What to work on – Pick out each line in these entries that contains the string "this".

** begin Source material **

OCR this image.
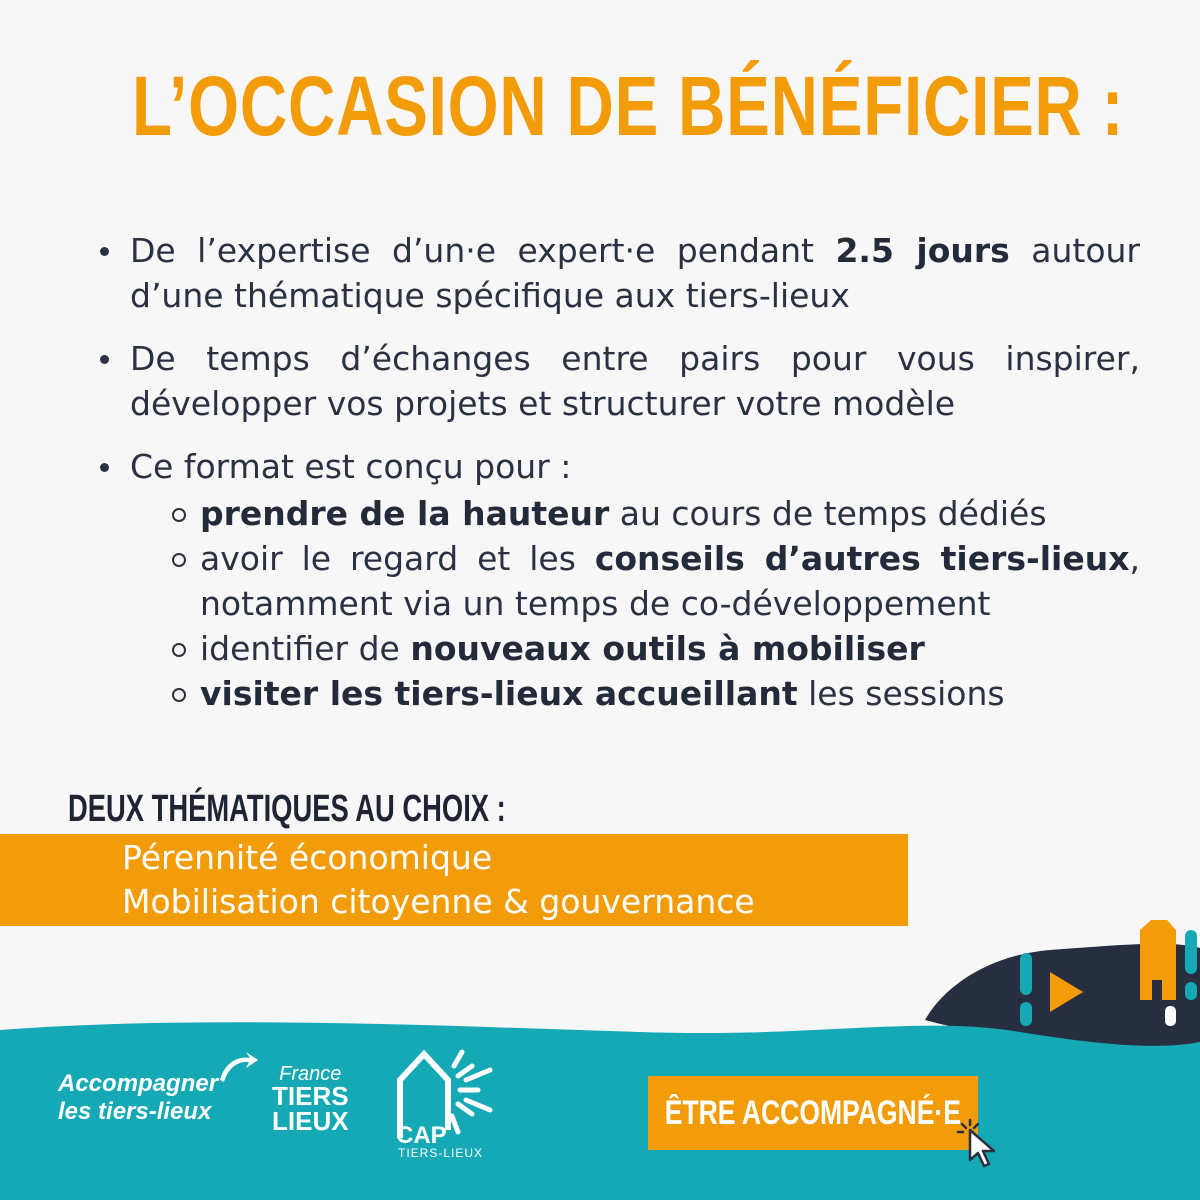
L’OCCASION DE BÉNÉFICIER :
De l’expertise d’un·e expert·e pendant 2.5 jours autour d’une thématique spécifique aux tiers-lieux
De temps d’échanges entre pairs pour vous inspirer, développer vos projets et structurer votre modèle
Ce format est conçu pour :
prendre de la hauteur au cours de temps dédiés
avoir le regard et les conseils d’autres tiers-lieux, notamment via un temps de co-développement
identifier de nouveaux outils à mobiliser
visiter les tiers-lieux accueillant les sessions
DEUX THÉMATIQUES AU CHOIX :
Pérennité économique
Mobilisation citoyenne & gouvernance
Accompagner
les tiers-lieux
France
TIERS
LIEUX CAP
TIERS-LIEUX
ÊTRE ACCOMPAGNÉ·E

** end Source material **
** begin Source material **

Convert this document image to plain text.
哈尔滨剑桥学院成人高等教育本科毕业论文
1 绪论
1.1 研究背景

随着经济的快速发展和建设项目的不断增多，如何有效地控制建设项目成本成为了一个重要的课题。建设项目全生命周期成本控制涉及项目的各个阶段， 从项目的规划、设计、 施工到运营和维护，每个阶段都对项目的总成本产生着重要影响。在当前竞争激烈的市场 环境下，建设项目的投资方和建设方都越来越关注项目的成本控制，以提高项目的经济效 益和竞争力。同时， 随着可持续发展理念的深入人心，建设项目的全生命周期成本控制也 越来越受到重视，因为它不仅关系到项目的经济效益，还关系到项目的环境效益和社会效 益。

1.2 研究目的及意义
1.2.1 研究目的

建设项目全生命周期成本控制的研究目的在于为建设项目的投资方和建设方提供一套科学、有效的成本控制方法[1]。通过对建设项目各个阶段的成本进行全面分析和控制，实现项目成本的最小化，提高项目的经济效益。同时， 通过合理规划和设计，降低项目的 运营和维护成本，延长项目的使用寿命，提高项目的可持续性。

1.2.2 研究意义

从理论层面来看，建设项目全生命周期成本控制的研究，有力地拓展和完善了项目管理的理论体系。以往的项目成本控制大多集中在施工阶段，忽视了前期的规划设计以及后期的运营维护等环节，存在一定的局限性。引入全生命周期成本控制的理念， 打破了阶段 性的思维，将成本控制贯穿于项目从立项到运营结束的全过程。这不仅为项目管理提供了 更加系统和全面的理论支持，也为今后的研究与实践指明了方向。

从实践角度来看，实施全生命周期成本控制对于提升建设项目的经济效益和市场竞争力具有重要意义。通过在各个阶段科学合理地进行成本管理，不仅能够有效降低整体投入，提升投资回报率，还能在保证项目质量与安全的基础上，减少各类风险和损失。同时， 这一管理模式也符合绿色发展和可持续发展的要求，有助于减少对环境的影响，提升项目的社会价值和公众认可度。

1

** end Source material **

Full answer –
OCR this image.
Convert this document image to plain text.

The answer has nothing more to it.